Type every record exactly as it appears.
※
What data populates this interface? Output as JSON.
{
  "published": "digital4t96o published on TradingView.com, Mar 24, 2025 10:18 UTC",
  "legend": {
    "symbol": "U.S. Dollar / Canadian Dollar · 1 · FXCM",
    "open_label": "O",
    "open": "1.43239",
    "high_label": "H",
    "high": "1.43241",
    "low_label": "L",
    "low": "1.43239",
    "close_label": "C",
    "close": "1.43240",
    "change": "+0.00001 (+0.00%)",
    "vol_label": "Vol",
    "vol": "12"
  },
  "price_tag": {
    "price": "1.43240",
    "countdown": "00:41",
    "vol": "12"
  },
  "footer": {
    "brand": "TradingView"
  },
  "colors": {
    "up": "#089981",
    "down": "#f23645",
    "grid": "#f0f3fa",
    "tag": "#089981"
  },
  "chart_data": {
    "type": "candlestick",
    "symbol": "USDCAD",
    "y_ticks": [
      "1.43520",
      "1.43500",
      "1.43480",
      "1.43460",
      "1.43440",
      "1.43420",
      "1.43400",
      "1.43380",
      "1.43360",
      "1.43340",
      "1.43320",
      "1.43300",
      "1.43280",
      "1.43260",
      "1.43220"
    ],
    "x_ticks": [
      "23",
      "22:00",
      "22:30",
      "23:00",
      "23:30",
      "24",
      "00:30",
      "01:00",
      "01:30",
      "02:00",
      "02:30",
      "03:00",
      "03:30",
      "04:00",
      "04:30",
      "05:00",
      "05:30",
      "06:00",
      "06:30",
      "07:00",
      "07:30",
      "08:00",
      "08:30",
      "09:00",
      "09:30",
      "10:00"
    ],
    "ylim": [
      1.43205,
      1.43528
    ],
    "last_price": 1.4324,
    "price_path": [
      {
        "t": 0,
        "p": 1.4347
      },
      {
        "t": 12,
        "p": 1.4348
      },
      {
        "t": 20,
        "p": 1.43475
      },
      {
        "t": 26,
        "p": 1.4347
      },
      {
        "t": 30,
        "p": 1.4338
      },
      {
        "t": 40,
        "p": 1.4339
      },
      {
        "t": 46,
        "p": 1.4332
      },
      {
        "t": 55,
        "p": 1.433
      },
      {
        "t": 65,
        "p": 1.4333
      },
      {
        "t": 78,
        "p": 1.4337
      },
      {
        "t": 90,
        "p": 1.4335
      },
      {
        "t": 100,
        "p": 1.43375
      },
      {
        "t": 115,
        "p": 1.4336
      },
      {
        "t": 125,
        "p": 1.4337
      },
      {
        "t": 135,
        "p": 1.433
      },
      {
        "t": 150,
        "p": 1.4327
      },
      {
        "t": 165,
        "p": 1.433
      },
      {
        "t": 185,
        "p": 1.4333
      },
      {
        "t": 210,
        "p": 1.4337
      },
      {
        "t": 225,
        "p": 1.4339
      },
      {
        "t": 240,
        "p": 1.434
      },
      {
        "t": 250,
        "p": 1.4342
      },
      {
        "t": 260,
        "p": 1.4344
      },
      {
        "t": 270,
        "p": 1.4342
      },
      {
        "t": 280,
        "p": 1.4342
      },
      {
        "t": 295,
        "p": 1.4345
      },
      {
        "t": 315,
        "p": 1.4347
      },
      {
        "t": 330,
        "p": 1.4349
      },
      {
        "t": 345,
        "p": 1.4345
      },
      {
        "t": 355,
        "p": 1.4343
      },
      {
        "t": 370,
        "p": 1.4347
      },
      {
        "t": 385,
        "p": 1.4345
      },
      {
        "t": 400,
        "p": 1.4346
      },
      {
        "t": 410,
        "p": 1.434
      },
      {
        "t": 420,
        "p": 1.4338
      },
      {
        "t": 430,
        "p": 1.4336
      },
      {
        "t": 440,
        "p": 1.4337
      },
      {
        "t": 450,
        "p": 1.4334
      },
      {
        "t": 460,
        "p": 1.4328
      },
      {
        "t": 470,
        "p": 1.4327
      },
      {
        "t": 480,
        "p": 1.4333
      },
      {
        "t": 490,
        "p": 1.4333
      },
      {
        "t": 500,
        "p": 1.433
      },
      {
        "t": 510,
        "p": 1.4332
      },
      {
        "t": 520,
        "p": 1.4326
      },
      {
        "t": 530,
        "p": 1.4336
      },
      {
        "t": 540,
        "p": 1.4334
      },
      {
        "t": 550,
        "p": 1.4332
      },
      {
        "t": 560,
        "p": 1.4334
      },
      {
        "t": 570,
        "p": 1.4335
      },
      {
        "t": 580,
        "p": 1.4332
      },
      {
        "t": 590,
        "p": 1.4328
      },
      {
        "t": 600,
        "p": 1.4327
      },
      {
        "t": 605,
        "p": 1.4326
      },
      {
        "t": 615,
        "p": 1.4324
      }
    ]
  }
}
※
### ANSWER TO THE PROBLEM
What data populates this interface? Output as JSON.
{
  "published": "digital4t96o published on TradingView.com, Mar 24, 2025 10:18 UTC",
  "legend": {
    "symbol": "U.S. Dollar / Canadian Dollar · 1 · FXCM",
    "open_label": "O",
    "open": "1.43239",
    "high_label": "H",
    "high": "1.43241",
    "low_label": "L",
    "low": "1.43239",
    "close_label": "C",
    "close": "1.43240",
    "change": "+0.00001 (+0.00%)",
    "vol_label": "Vol",
    "vol": "12"
  },
  "price_tag": {
    "price": "1.43240",
    "countdown": "00:41",
    "vol": "12"
  },
  "footer": {
    "brand": "TradingView"
  },
  "colors": {
    "up": "#089981",
    "down": "#f23645",
    "grid": "#f0f3fa",
    "tag": "#089981"
  },
  "chart_data": {
    "type": "candlestick",
    "symbol": "USDCAD",
    "y_ticks": [
      "1.43520",
      "1.43500",
      "1.43480",
      "1.43460",
      "1.43440",
      "1.43420",
      "1.43400",
      "1.43380",
      "1.43360",
      "1.43340",
      "1.43320",
      "1.43300",
      "1.43280",
      "1.43260",
      "1.43220"
    ],
    "x_ticks": [
      "23",
      "22:00",
      "22:30",
      "23:00",
      "23:30",
      "24",
      "00:30",
      "01:00",
      "01:30",
      "02:00",
      "02:30",
      "03:00",
      "03:30",
      "04:00",
      "04:30",
      "05:00",
      "05:30",
      "06:00",
      "06:30",
      "07:00",
      "07:30",
      "08:00",
      "08:30",
      "09:00",
      "09:30",
      "10:00"
    ],
    "ylim": [
      1.43205,
      1.43528
    ],
    "last_price": 1.4324,
    "price_path": [
      {
        "t": 0,
        "p": 1.4347
      },
      {
        "t": 12,
        "p": 1.4348
      },
      {
        "t": 20,
        "p": 1.43475
      },
      {
        "t": 26,
        "p": 1.4347
      },
      {
        "t": 30,
        "p": 1.4338
      },
      {
        "t": 40,
        "p": 1.4339
      },
      {
        "t": 46,
        "p": 1.4332
      },
      {
        "t": 55,
        "p": 1.433
      },
      {
        "t": 65,
        "p": 1.4333
      },
      {
        "t": 78,
        "p": 1.4337
      },
      {
        "t": 90,
        "p": 1.4335
      },
      {
        "t": 100,
        "p": 1.43375
      },
      {
        "t": 115,
        "p": 1.4336
      },
      {
        "t": 125,
        "p": 1.4337
      },
      {
        "t": 135,
        "p": 1.433
      },
      {
        "t": 150,
        "p": 1.4327
      },
      {
        "t": 165,
        "p": 1.433
      },
      {
        "t": 185,
        "p": 1.4333
      },
      {
        "t": 210,
        "p": 1.4337
      },
      {
        "t": 225,
        "p": 1.4339
      },
      {
        "t": 240,
        "p": 1.434
      },
      {
        "t": 250,
        "p": 1.4342
      },
      {
        "t": 260,
        "p": 1.4344
      },
      {
        "t": 270,
        "p": 1.4342
      },
      {
        "t": 280,
        "p": 1.4342
      },
      {
        "t": 295,
        "p": 1.4345
      },
      {
        "t": 315,
        "p": 1.4347
      },
      {
        "t": 330,
        "p": 1.4349
      },
      {
        "t": 345,
        "p": 1.4345
      },
      {
        "t": 355,
        "p": 1.4343
      },
      {
        "t": 370,
        "p": 1.4347
      },
      {
        "t": 385,
        "p": 1.4345
      },
      {
        "t": 400,
        "p": 1.4346
      },
      {
        "t": 410,
        "p": 1.434
      },
      {
        "t": 420,
        "p": 1.4338
      },
      {
        "t": 430,
        "p": 1.4336
      },
      {
        "t": 440,
        "p": 1.4337
      },
      {
        "t": 450,
        "p": 1.4334
      },
      {
        "t": 460,
        "p": 1.4328
      },
      {
        "t": 470,
        "p": 1.4327
      },
      {
        "t": 480,
        "p": 1.4333
      },
      {
        "t": 490,
        "p": 1.4333
      },
      {
        "t": 500,
        "p": 1.433
      },
      {
        "t": 510,
        "p": 1.4332
      },
      {
        "t": 520,
        "p": 1.4326
      },
      {
        "t": 530,
        "p": 1.4336
      },
      {
        "t": 540,
        "p": 1.4334
      },
      {
        "t": 550,
        "p": 1.4332
      },
      {
        "t": 560,
        "p": 1.4334
      },
      {
        "t": 570,
        "p": 1.4335
      },
      {
        "t": 580,
        "p": 1.4332
      },
      {
        "t": 590,
        "p": 1.4328
      },
      {
        "t": 600,
        "p": 1.4327
      },
      {
        "t": 605,
        "p": 1.4326
      },
      {
        "t": 615,
        "p": 1.4324
      }
    ]
  }
}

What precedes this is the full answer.